• Extracted material
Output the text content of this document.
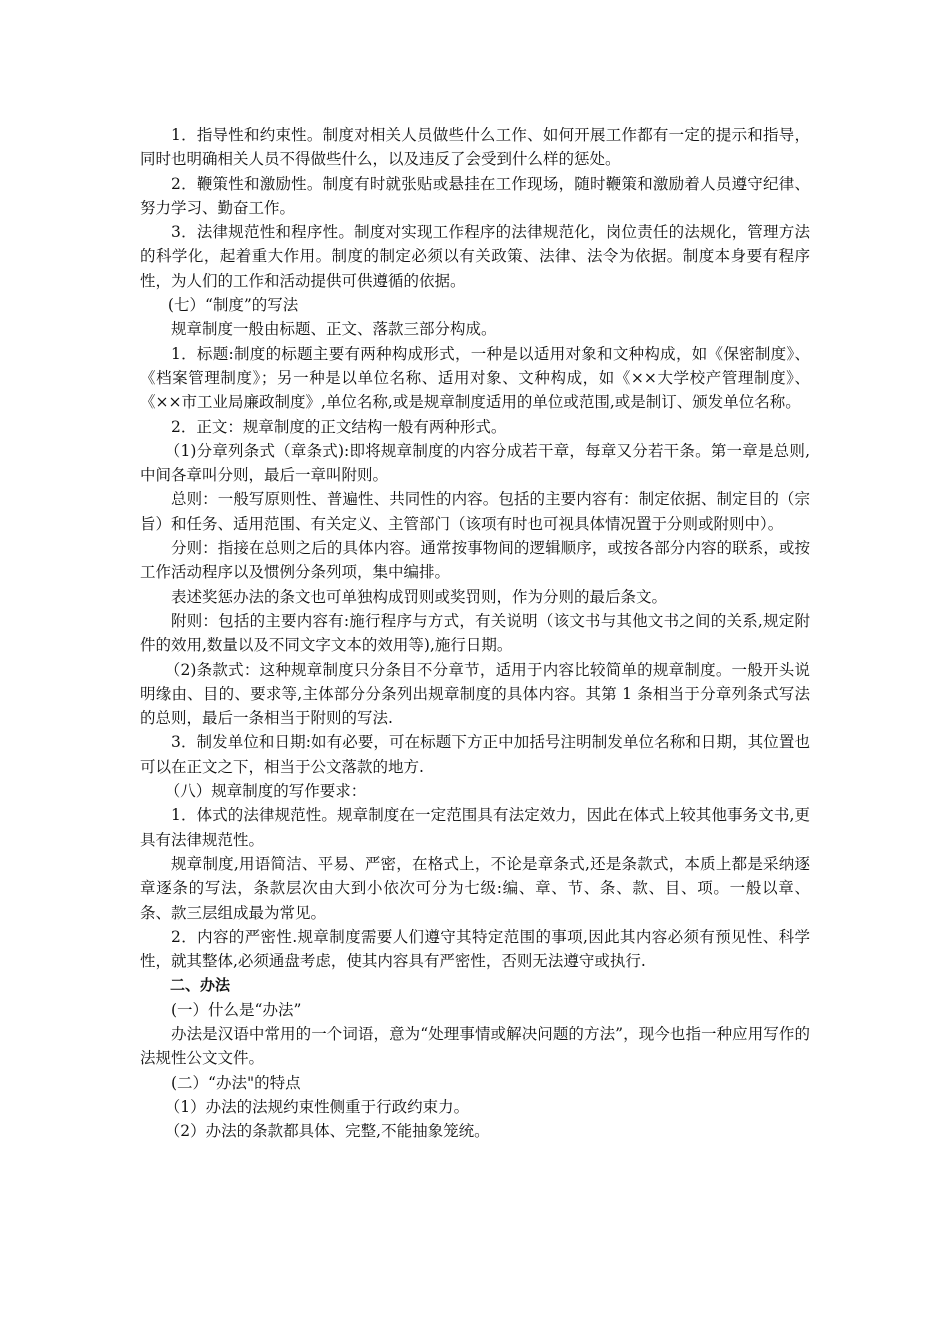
1．指导性和约束性。制度对相关人员做些什么工作、如何开展工作都有一定的提示和指导，同时也明确相关人员不得做些什么，以及违反了会受到什么样的惩处。

2．鞭策性和激励性。制度有时就张贴或悬挂在工作现场，随时鞭策和激励着人员遵守纪律、努力学习、勤奋工作。

3．法律规范性和程序性。制度对实现工作程序的法律规范化，岗位责任的法规化，管理方法的科学化，起着重大作用。制度的制定必须以有关政策、法律、法令为依据。制度本身要有程序性，为人们的工作和活动提供可供遵循的依据。

(七）“制度”的写法

规章制度一般由标题、正文、落款三部分构成。

1．标题:制度的标题主要有两种构成形式，一种是以适用对象和文种构成，如《保密制度》、《档案管理制度》；另一种是以单位名称、适用对象、文种构成，如《××大学校产管理制度》、《××市工业局廉政制度》,单位名称,或是规章制度适用的单位或范围,或是制订、颁发单位名称。

2．正文：规章制度的正文结构一般有两种形式。

（1)分章列条式（章条式):即将规章制度的内容分成若干章，每章又分若干条。第一章是总则,中间各章叫分则，最后一章叫附则。

总则：一般写原则性、普遍性、共同性的内容。包括的主要内容有：制定依据、制定目的（宗旨）和任务、适用范围、有关定义、主管部门（该项有时也可视具体情况置于分则或附则中）。

分则：指接在总则之后的具体内容。通常按事物间的逻辑顺序，或按各部分内容的联系，或按工作活动程序以及惯例分条列项，集中编排。

表述奖惩办法的条文也可单独构成罚则或奖罚则，作为分则的最后条文。

附则：包括的主要内容有:施行程序与方式，有关说明（该文书与其他文书之间的关系,规定附件的效用,数量以及不同文字文本的效用等),施行日期。

（2)条款式：这种规章制度只分条目不分章节，适用于内容比较简单的规章制度。一般开头说明缘由、目的、要求等,主体部分分条列出规章制度的具体内容。其第 1 条相当于分章列条式写法的总则，最后一条相当于附则的写法.

3．制发单位和日期:如有必要，可在标题下方正中加括号注明制发单位名称和日期，其位置也可以在正文之下，相当于公文落款的地方.

（八）规章制度的写作要求：

1．体式的法律规范性。规章制度在一定范围具有法定效力，因此在体式上较其他事务文书,更具有法律规范性。

规章制度,用语简洁、平易、严密，在格式上，不论是章条式,还是条款式，本质上都是采纳逐章逐条的写法，条款层次由大到小依次可分为七级:编、章、节、条、款、目、项。一般以章、条、款三层组成最为常见。

2．内容的严密性.规章制度需要人们遵守其特定范围的事项,因此其内容必须有预见性、科学性，就其整体,必须通盘考虑，使其内容具有严密性，否则无法遵守或执行.

二、办法

(一）什么是“办法”

办法是汉语中常用的一个词语，意为“处理事情或解决问题的方法”，现今也指一种应用写作的法规性公文文件。

(二）“办法"的特点

（1）办法的法规约束性侧重于行政约束力。

（2）办法的条款都具体、完整,不能抽象笼统。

• What is being asked
Scan the records above for the string "包括的主要内容有", then report every line that contains it.

• Correct output
总则：一般写原则性、普遍性、共同性的内容。包括的主要内容有：制定依据、制定目的（宗旨）和任务、适用范围、有关定义、主管部门（该项有时也可视具体情况置于分则或附则中）。
附则：包括的主要内容有:施行程序与方式，有关说明（该文书与其他文书之间的关系,规定附件的效用,数量以及不同文字文本的效用等),施行日期。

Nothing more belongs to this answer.